* [DATA SUPPLIED]:
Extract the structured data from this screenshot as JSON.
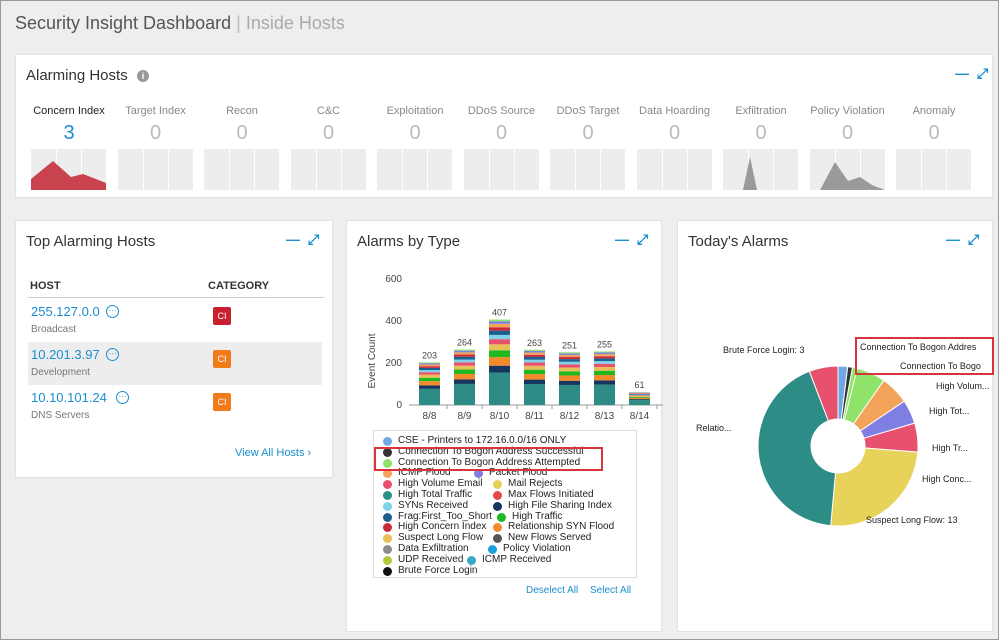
{
  "header": {
    "title": "Security Insight Dashboard",
    "separator": "|",
    "subtitle": "Inside Hosts"
  },
  "controls": {
    "minimize": "—",
    "expand": "⤢"
  },
  "alarming_hosts": {
    "title": "Alarming Hosts",
    "info_icon": "i",
    "metrics": [
      {
        "label": "Concern Index",
        "value": "3",
        "active": true
      },
      {
        "label": "Target Index",
        "value": "0"
      },
      {
        "label": "Recon",
        "value": "0"
      },
      {
        "label": "C&C",
        "value": "0"
      },
      {
        "label": "Exploitation",
        "value": "0"
      },
      {
        "label": "DDoS Source",
        "value": "0"
      },
      {
        "label": "DDoS Target",
        "value": "0"
      },
      {
        "label": "Data Hoarding",
        "value": "0"
      },
      {
        "label": "Exfiltration",
        "value": "0"
      },
      {
        "label": "Policy Violation",
        "value": "0"
      },
      {
        "label": "Anomaly",
        "value": "0"
      }
    ]
  },
  "top_hosts": {
    "title": "Top Alarming Hosts",
    "col_host": "HOST",
    "col_category": "CATEGORY",
    "rows": [
      {
        "ip": "255.127.0.0",
        "group": "Broadcast",
        "badge": "CI",
        "badge_color": "#c8202f"
      },
      {
        "ip": "10.201.3.97",
        "group": "Development",
        "badge": "CI",
        "badge_color": "#f07b18"
      },
      {
        "ip": "10.10.101.24",
        "group": "DNS Servers",
        "badge": "CI",
        "badge_color": "#f07b18"
      }
    ],
    "view_all": "View All Hosts ›"
  },
  "alarms_by_type": {
    "title": "Alarms by Type",
    "legend": [
      {
        "label": "CSE - Printers to 172.16.0.0/16 ONLY",
        "color": "#6fa8e6"
      },
      {
        "label": "Connection To Bogon Address Successful",
        "color": "#333333"
      },
      {
        "label": "Connection To Bogon Address Attempted",
        "color": "#8fe36a"
      },
      {
        "label": "ICMP Flood",
        "color": "#f4a45a"
      },
      {
        "label": "Packet Flood",
        "color": "#7f7fe3"
      },
      {
        "label": "High Volume Email",
        "color": "#e8516e"
      },
      {
        "label": "Mail Rejects",
        "color": "#e8cf5a"
      },
      {
        "label": "High Total Traffic",
        "color": "#2a9189"
      },
      {
        "label": "Max Flows Initiated",
        "color": "#e24a4a"
      },
      {
        "label": "SYNs Received",
        "color": "#7fd3e8"
      },
      {
        "label": "High File Sharing Index",
        "color": "#17365f"
      },
      {
        "label": "Frag:First_Too_Short",
        "color": "#1a5f8e"
      },
      {
        "label": "High Traffic",
        "color": "#1fb81f"
      },
      {
        "label": "High Concern Index",
        "color": "#c72b3a"
      },
      {
        "label": "Relationship SYN Flood",
        "color": "#f28a2c"
      },
      {
        "label": "Suspect Long Flow",
        "color": "#e8c05a"
      },
      {
        "label": "New Flows Served",
        "color": "#555555"
      },
      {
        "label": "Data Exfiltration",
        "color": "#8c8c8c"
      },
      {
        "label": "Policy Violation",
        "color": "#1aa0d8"
      },
      {
        "label": "UDP Received",
        "color": "#b7c93a"
      },
      {
        "label": "ICMP Received",
        "color": "#3aa8c9"
      },
      {
        "label": "Brute Force Login",
        "color": "#111111"
      }
    ],
    "deselect_all": "Deselect All",
    "select_all": "Select All"
  },
  "todays_alarms": {
    "title": "Today's Alarms"
  },
  "chart_data": [
    {
      "type": "bar",
      "title": "Alarms by Type",
      "xlabel": "",
      "ylabel": "Event Count",
      "ylim": [
        0,
        600
      ],
      "yticks": [
        0,
        200,
        400,
        600
      ],
      "categories": [
        "8/8",
        "8/9",
        "8/10",
        "8/11",
        "8/12",
        "8/13",
        "8/14"
      ],
      "values": [
        203,
        264,
        407,
        263,
        251,
        255,
        61
      ],
      "stacked": true
    },
    {
      "type": "pie",
      "title": "Today's Alarms",
      "donut": true,
      "slices": [
        {
          "label": "CSE - Printers to 172.16.0.0/16 ONLY",
          "value": 1,
          "color": "#6fa8e6"
        },
        {
          "label": "Connection To Bogon Address Successful",
          "value": 0.5,
          "color": "#333333"
        },
        {
          "label": "Connection To Bogon Address Attempted",
          "value": 0.5,
          "color": "#8fe36a",
          "shown": "Connection To Bogo"
        },
        {
          "label": "High Volume Email",
          "value": 3,
          "color": "#8fe36a",
          "shown": "High Volum..."
        },
        {
          "label": "High Total Traffic",
          "value": 3,
          "color": "#f4a45a",
          "shown": "High Tot..."
        },
        {
          "label": "High Traffic",
          "value": 2.5,
          "color": "#7f7fe3",
          "shown": "High Tr..."
        },
        {
          "label": "High Concern Index",
          "value": 3,
          "color": "#e8516e",
          "shown": "High Conc..."
        },
        {
          "label": "Suspect Long Flow",
          "value": 13,
          "color": "#e8d35a",
          "shown": "Suspect Long Flow: 13"
        },
        {
          "label": "Relationship SYN Flood",
          "value": 22,
          "color": "#2e8c86",
          "shown": "Relatio..."
        },
        {
          "label": "Brute Force Login",
          "value": 3,
          "color": "#e8516e",
          "shown": "Brute Force Login: 3"
        }
      ],
      "callout_text": "Connection To Bogon Addres"
    }
  ]
}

* [INSTRUCTIONS FOR THE TASK]:
Find the word "Relationship" in the entries, and copy every line it shows up in.

* [SOLUTION FOR THIS EXERCISE]:
        "label": "Relationship SYN Flood",
          "label": "Relationship SYN Flood",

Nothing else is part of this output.